- WHAT YOU WILL DO
Search the data below for the word "this" and copy each line that holds it.

Data items

*-*-*

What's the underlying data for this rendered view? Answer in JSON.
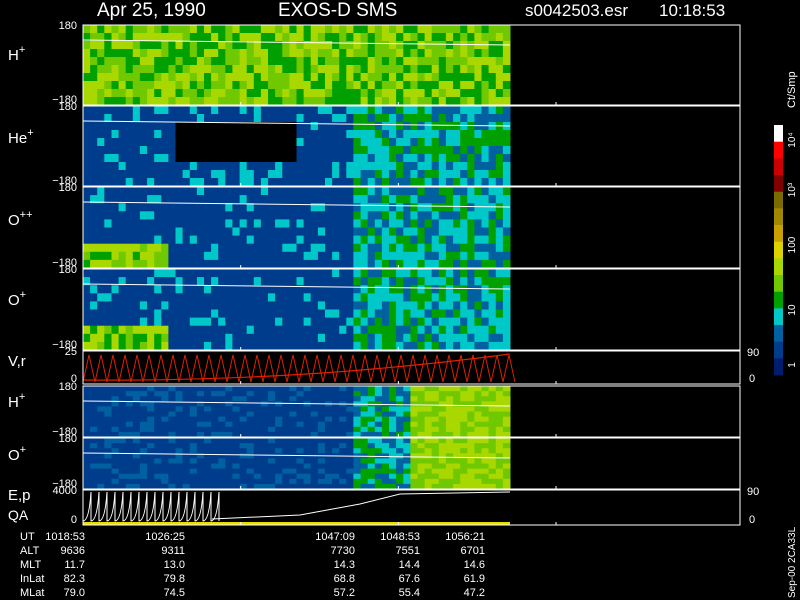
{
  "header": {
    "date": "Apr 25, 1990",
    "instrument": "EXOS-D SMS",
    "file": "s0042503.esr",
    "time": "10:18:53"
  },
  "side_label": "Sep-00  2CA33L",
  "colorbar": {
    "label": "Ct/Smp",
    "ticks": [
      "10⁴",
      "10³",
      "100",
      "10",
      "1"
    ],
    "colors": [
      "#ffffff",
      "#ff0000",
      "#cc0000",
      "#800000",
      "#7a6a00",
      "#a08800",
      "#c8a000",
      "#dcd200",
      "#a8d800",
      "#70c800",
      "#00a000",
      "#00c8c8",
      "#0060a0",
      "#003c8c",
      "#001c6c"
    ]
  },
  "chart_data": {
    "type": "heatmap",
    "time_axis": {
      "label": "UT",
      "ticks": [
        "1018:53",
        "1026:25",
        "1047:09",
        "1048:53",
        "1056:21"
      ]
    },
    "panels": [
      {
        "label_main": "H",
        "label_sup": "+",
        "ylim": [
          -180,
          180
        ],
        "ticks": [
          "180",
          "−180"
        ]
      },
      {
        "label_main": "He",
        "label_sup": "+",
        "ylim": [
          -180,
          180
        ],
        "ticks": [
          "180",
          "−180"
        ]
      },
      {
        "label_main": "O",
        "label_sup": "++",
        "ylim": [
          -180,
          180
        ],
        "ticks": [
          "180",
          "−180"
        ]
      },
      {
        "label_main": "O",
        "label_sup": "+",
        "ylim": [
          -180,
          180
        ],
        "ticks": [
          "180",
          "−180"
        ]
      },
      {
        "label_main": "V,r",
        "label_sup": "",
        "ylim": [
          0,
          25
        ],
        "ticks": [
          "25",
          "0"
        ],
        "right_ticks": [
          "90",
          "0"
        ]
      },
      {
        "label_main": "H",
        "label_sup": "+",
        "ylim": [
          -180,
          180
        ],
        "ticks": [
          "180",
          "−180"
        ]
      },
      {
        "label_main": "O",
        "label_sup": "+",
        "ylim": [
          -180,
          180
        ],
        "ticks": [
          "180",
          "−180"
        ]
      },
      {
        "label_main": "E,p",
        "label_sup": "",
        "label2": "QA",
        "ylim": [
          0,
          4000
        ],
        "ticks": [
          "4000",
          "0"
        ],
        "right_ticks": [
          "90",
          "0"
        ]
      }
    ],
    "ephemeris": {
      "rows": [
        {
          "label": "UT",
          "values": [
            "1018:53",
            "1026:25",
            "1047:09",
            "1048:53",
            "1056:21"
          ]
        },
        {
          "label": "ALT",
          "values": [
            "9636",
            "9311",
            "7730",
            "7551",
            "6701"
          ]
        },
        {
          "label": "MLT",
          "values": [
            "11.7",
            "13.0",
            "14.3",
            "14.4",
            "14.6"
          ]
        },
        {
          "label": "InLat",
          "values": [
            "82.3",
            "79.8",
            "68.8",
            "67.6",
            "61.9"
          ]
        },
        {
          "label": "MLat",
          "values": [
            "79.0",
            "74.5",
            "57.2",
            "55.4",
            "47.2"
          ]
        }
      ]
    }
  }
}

*-*-*

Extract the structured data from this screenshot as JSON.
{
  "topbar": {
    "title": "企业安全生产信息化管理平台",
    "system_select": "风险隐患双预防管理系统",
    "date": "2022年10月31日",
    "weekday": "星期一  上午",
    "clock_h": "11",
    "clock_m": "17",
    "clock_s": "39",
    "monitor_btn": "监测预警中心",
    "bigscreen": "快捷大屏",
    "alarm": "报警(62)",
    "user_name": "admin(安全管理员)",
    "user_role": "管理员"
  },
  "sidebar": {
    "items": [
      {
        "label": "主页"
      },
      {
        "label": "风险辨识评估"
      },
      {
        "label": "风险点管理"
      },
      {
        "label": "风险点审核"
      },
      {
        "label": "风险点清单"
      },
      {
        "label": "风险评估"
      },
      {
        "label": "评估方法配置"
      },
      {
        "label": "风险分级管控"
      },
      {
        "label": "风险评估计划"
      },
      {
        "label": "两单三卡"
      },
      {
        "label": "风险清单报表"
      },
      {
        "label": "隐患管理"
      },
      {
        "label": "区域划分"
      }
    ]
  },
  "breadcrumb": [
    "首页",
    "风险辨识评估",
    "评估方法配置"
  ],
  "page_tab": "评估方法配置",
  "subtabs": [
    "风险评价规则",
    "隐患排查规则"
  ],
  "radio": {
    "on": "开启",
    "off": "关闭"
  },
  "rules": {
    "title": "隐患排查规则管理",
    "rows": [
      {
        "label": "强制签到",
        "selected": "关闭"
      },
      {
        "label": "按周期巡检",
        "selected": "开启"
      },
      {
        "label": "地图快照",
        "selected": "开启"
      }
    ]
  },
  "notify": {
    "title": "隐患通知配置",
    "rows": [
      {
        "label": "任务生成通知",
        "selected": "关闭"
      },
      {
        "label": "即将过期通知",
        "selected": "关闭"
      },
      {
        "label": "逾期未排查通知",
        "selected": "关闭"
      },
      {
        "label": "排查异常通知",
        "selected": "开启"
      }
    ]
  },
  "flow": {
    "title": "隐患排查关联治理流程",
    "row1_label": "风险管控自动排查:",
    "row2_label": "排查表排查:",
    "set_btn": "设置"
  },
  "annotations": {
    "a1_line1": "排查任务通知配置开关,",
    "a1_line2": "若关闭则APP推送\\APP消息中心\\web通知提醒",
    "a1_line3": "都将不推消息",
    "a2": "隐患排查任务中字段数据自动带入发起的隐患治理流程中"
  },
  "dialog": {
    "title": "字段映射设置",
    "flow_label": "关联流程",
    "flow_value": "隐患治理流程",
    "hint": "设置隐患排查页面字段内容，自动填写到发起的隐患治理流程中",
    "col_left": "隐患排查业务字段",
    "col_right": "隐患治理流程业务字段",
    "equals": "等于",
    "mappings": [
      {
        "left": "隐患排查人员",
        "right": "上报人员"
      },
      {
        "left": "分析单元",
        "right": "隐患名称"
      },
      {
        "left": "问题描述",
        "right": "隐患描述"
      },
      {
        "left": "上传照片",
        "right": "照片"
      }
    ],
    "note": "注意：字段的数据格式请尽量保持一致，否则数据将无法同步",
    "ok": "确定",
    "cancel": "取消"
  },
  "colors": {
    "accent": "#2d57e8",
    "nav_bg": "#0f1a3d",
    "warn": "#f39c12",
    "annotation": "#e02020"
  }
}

*-*-*

- TASK OUTPUT
What's the underlying data for this rendered view? Answer in JSON.
Extract the structured data from this screenshot as JSON.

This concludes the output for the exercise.